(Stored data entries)
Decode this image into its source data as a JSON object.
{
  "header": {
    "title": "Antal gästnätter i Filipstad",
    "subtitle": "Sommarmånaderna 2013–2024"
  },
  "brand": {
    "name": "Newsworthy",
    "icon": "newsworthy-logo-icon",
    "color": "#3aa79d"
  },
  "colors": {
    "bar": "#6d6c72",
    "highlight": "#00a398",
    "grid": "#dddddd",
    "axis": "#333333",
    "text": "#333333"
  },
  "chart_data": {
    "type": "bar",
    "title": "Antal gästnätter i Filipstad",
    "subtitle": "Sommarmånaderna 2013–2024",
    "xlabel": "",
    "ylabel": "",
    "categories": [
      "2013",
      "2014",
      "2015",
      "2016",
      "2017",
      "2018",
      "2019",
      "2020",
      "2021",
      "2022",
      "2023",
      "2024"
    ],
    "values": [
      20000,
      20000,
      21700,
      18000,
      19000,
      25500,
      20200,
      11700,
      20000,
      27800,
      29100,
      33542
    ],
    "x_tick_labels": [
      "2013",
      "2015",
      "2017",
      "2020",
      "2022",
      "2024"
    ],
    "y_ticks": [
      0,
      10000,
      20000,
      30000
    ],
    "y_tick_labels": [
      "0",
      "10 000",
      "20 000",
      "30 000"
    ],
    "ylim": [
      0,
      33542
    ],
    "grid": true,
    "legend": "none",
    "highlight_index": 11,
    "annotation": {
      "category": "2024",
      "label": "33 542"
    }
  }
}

### Aim of the task
Which lines hold the word "subtitle"? Show each one.

### Reply to the task
    "subtitle": "Sommarmånaderna 2013–2024"
    "subtitle": "Sommarmånaderna 2013–2024",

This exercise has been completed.